— BEGIN —

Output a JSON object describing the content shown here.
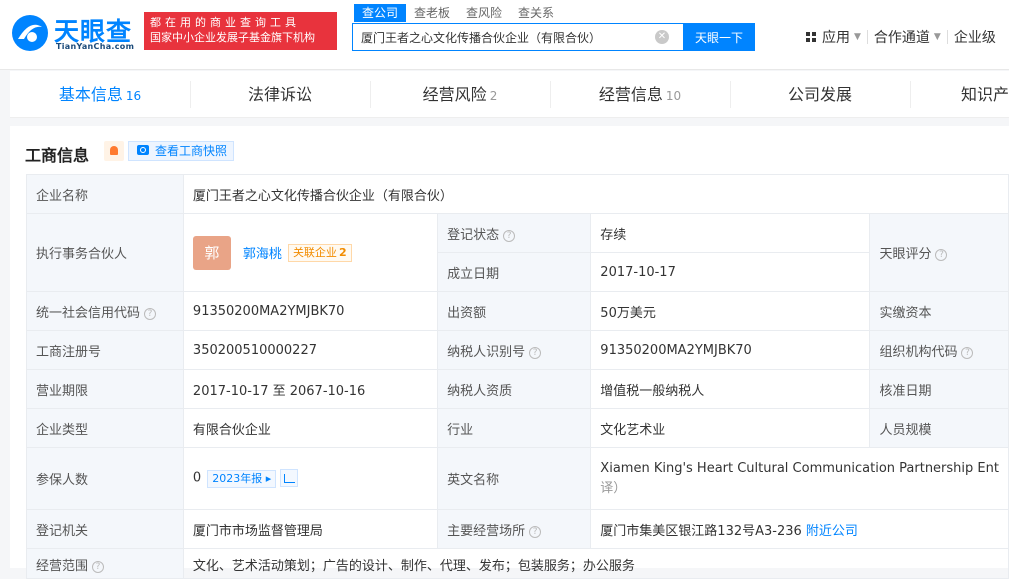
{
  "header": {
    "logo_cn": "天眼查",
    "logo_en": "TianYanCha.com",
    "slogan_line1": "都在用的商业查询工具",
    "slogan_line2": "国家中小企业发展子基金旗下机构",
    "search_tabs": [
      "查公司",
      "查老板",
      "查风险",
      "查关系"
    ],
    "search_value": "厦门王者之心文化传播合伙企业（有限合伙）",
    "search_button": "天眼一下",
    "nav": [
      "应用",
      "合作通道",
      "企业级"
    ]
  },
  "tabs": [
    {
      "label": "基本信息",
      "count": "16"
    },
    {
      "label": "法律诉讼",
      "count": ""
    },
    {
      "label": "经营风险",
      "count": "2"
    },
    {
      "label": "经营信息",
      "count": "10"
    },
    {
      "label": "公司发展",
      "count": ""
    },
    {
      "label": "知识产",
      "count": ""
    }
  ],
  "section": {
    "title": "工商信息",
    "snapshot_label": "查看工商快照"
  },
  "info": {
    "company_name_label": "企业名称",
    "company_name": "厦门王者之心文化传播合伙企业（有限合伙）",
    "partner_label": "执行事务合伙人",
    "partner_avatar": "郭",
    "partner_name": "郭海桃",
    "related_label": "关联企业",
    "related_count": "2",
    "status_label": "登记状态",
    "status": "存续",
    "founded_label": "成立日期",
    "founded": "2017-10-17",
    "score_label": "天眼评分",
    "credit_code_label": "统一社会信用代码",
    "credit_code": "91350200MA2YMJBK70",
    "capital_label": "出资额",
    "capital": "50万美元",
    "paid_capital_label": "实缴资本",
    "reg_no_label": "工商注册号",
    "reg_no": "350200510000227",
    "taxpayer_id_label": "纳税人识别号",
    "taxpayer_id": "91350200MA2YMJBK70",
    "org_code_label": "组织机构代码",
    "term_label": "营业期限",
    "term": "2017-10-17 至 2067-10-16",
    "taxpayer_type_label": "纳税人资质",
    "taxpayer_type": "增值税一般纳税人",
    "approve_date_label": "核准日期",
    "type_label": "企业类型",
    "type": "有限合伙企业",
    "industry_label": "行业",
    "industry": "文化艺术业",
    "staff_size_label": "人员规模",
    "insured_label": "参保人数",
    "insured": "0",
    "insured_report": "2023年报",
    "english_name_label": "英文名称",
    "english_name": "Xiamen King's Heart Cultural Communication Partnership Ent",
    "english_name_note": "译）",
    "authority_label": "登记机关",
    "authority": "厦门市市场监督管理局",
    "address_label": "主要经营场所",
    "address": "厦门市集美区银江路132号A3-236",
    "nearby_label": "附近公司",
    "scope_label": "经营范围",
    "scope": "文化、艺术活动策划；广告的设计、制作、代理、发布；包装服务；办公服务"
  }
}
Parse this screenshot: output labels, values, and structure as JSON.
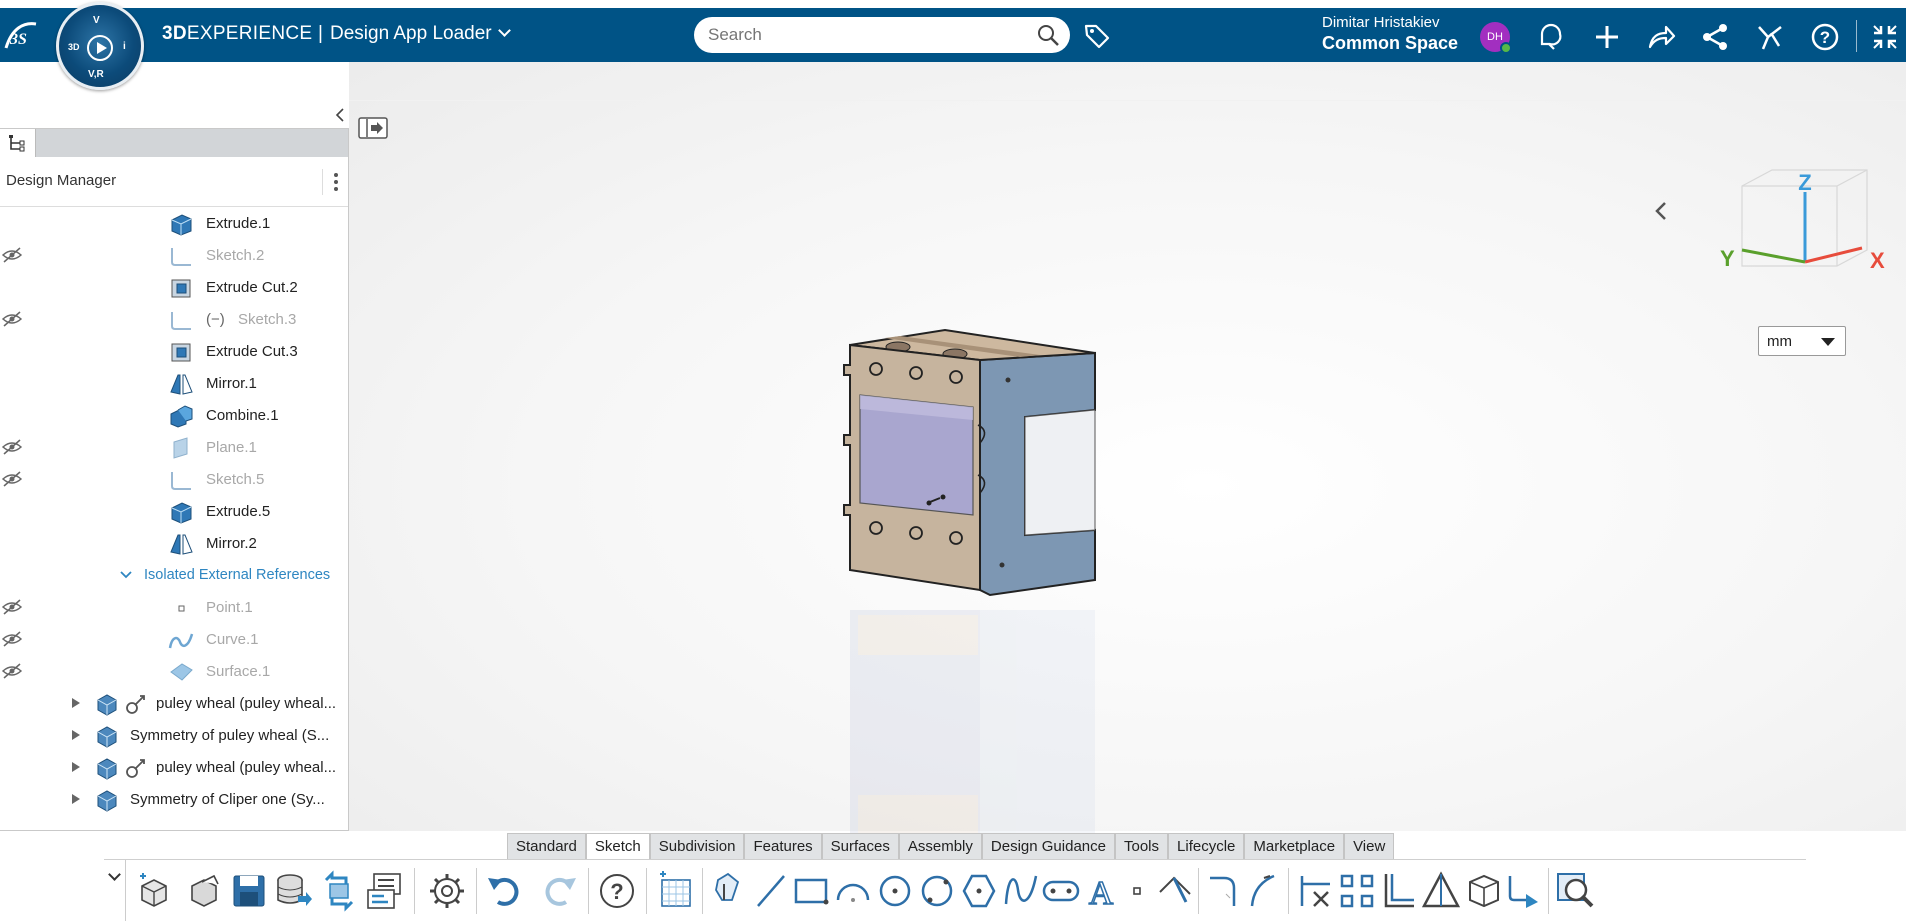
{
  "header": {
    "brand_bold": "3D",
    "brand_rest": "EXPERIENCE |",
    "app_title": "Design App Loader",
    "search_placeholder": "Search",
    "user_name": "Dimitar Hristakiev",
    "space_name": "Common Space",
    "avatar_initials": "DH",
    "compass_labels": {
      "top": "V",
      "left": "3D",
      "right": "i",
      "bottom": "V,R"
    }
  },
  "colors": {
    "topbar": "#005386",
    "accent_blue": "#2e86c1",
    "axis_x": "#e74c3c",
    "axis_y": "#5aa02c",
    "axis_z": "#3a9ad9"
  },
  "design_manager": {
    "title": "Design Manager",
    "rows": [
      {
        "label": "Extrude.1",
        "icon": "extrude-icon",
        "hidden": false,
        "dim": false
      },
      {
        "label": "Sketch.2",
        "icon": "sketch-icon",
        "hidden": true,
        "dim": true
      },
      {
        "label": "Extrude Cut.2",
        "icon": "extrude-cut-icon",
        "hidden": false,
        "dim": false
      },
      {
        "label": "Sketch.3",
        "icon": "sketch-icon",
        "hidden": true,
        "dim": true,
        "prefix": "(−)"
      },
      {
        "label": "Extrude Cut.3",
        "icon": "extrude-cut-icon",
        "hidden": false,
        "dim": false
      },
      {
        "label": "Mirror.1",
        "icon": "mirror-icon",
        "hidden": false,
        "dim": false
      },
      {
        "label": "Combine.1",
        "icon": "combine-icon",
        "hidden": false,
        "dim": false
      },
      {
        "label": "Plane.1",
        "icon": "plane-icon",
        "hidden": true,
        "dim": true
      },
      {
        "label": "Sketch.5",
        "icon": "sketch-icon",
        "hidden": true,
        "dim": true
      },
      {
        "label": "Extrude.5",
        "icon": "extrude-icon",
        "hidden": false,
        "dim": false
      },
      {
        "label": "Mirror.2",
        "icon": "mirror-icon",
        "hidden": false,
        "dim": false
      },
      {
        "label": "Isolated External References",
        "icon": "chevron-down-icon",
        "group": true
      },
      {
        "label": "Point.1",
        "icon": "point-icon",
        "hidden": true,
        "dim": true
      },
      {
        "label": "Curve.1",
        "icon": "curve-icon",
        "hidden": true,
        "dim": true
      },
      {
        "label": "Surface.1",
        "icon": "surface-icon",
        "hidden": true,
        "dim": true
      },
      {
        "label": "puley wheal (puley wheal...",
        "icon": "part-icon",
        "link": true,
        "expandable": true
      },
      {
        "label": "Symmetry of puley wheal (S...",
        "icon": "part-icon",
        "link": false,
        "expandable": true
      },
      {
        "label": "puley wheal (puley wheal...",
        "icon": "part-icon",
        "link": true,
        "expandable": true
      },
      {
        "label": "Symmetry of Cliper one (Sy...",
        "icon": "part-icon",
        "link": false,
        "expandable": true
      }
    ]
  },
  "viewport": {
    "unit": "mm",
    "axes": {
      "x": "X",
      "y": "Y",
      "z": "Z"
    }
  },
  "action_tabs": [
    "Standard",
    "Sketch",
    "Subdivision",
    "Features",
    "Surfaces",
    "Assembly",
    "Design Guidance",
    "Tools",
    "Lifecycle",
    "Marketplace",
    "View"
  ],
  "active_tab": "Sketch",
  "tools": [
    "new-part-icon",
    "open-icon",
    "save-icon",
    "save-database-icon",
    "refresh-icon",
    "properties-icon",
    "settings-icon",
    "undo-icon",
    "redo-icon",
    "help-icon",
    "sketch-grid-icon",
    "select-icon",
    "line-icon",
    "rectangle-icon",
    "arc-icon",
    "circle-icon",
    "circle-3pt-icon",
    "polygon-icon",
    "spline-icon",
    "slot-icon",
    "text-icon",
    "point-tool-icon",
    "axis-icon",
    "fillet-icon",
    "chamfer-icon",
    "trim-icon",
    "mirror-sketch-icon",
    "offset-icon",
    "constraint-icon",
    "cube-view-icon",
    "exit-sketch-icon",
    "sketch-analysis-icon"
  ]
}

— END —

[Short problem]:
Quote the data above in full, leaving out the pictures it holds.

[Result of this exercise]:
Output a JSON object describing the content shown here.
{
  "header": {
    "logo_cn": "天眼查",
    "logo_en": "TianYanCha.com",
    "slogan_line1": "都在用的商业查询工具",
    "slogan_line2": "国家中小企业发展子基金旗下机构",
    "search_tabs": [
      "查公司",
      "查老板",
      "查风险",
      "查关系"
    ],
    "search_value": "厦门王者之心文化传播合伙企业（有限合伙）",
    "search_button": "天眼一下",
    "nav": [
      "应用",
      "合作通道",
      "企业级"
    ]
  },
  "tabs": [
    {
      "label": "基本信息",
      "count": "16"
    },
    {
      "label": "法律诉讼",
      "count": ""
    },
    {
      "label": "经营风险",
      "count": "2"
    },
    {
      "label": "经营信息",
      "count": "10"
    },
    {
      "label": "公司发展",
      "count": ""
    },
    {
      "label": "知识产",
      "count": ""
    }
  ],
  "section": {
    "title": "工商信息",
    "snapshot_label": "查看工商快照"
  },
  "info": {
    "company_name_label": "企业名称",
    "company_name": "厦门王者之心文化传播合伙企业（有限合伙）",
    "partner_label": "执行事务合伙人",
    "partner_avatar": "郭",
    "partner_name": "郭海桃",
    "related_label": "关联企业",
    "related_count": "2",
    "status_label": "登记状态",
    "status": "存续",
    "founded_label": "成立日期",
    "founded": "2017-10-17",
    "score_label": "天眼评分",
    "credit_code_label": "统一社会信用代码",
    "credit_code": "91350200MA2YMJBK70",
    "capital_label": "出资额",
    "capital": "50万美元",
    "paid_capital_label": "实缴资本",
    "reg_no_label": "工商注册号",
    "reg_no": "350200510000227",
    "taxpayer_id_label": "纳税人识别号",
    "taxpayer_id": "91350200MA2YMJBK70",
    "org_code_label": "组织机构代码",
    "term_label": "营业期限",
    "term": "2017-10-17 至 2067-10-16",
    "taxpayer_type_label": "纳税人资质",
    "taxpayer_type": "增值税一般纳税人",
    "approve_date_label": "核准日期",
    "type_label": "企业类型",
    "type": "有限合伙企业",
    "industry_label": "行业",
    "industry": "文化艺术业",
    "staff_size_label": "人员规模",
    "insured_label": "参保人数",
    "insured": "0",
    "insured_report": "2023年报",
    "english_name_label": "英文名称",
    "english_name": "Xiamen King's Heart Cultural Communication Partnership Ent",
    "english_name_note": "译）",
    "authority_label": "登记机关",
    "authority": "厦门市市场监督管理局",
    "address_label": "主要经营场所",
    "address": "厦门市集美区银江路132号A3-236",
    "nearby_label": "附近公司",
    "scope_label": "经营范围",
    "scope": "文化、艺术活动策划；广告的设计、制作、代理、发布；包装服务；办公服务"
  }
}
Parse this screenshot: output labels, values, and structure as JSON.
{
  "header": {
    "brand_bold": "3D",
    "brand_rest": "EXPERIENCE |",
    "app_title": "Design App Loader",
    "search_placeholder": "Search",
    "user_name": "Dimitar Hristakiev",
    "space_name": "Common Space",
    "avatar_initials": "DH",
    "compass_labels": {
      "top": "V",
      "left": "3D",
      "right": "i",
      "bottom": "V,R"
    }
  },
  "colors": {
    "topbar": "#005386",
    "accent_blue": "#2e86c1",
    "axis_x": "#e74c3c",
    "axis_y": "#5aa02c",
    "axis_z": "#3a9ad9"
  },
  "design_manager": {
    "title": "Design Manager",
    "rows": [
      {
        "label": "Extrude.1",
        "icon": "extrude-icon",
        "hidden": false,
        "dim": false
      },
      {
        "label": "Sketch.2",
        "icon": "sketch-icon",
        "hidden": true,
        "dim": true
      },
      {
        "label": "Extrude Cut.2",
        "icon": "extrude-cut-icon",
        "hidden": false,
        "dim": false
      },
      {
        "label": "Sketch.3",
        "icon": "sketch-icon",
        "hidden": true,
        "dim": true,
        "prefix": "(−)"
      },
      {
        "label": "Extrude Cut.3",
        "icon": "extrude-cut-icon",
        "hidden": false,
        "dim": false
      },
      {
        "label": "Mirror.1",
        "icon": "mirror-icon",
        "hidden": false,
        "dim": false
      },
      {
        "label": "Combine.1",
        "icon": "combine-icon",
        "hidden": false,
        "dim": false
      },
      {
        "label": "Plane.1",
        "icon": "plane-icon",
        "hidden": true,
        "dim": true
      },
      {
        "label": "Sketch.5",
        "icon": "sketch-icon",
        "hidden": true,
        "dim": true
      },
      {
        "label": "Extrude.5",
        "icon": "extrude-icon",
        "hidden": false,
        "dim": false
      },
      {
        "label": "Mirror.2",
        "icon": "mirror-icon",
        "hidden": false,
        "dim": false
      },
      {
        "label": "Isolated External References",
        "icon": "chevron-down-icon",
        "group": true
      },
      {
        "label": "Point.1",
        "icon": "point-icon",
        "hidden": true,
        "dim": true
      },
      {
        "label": "Curve.1",
        "icon": "curve-icon",
        "hidden": true,
        "dim": true
      },
      {
        "label": "Surface.1",
        "icon": "surface-icon",
        "hidden": true,
        "dim": true
      },
      {
        "label": "puley wheal (puley wheal...",
        "icon": "part-icon",
        "link": true,
        "expandable": true
      },
      {
        "label": "Symmetry of puley wheal (S...",
        "icon": "part-icon",
        "link": false,
        "expandable": true
      },
      {
        "label": "puley wheal (puley wheal...",
        "icon": "part-icon",
        "link": true,
        "expandable": true
      },
      {
        "label": "Symmetry of Cliper one (Sy...",
        "icon": "part-icon",
        "link": false,
        "expandable": true
      }
    ]
  },
  "viewport": {
    "unit": "mm",
    "axes": {
      "x": "X",
      "y": "Y",
      "z": "Z"
    }
  },
  "action_tabs": [
    "Standard",
    "Sketch",
    "Subdivision",
    "Features",
    "Surfaces",
    "Assembly",
    "Design Guidance",
    "Tools",
    "Lifecycle",
    "Marketplace",
    "View"
  ],
  "active_tab": "Sketch",
  "tools": [
    "new-part-icon",
    "open-icon",
    "save-icon",
    "save-database-icon",
    "refresh-icon",
    "properties-icon",
    "settings-icon",
    "undo-icon",
    "redo-icon",
    "help-icon",
    "sketch-grid-icon",
    "select-icon",
    "line-icon",
    "rectangle-icon",
    "arc-icon",
    "circle-icon",
    "circle-3pt-icon",
    "polygon-icon",
    "spline-icon",
    "slot-icon",
    "text-icon",
    "point-tool-icon",
    "axis-icon",
    "fillet-icon",
    "chamfer-icon",
    "trim-icon",
    "mirror-sketch-icon",
    "offset-icon",
    "constraint-icon",
    "cube-view-icon",
    "exit-sketch-icon",
    "sketch-analysis-icon"
  ]
}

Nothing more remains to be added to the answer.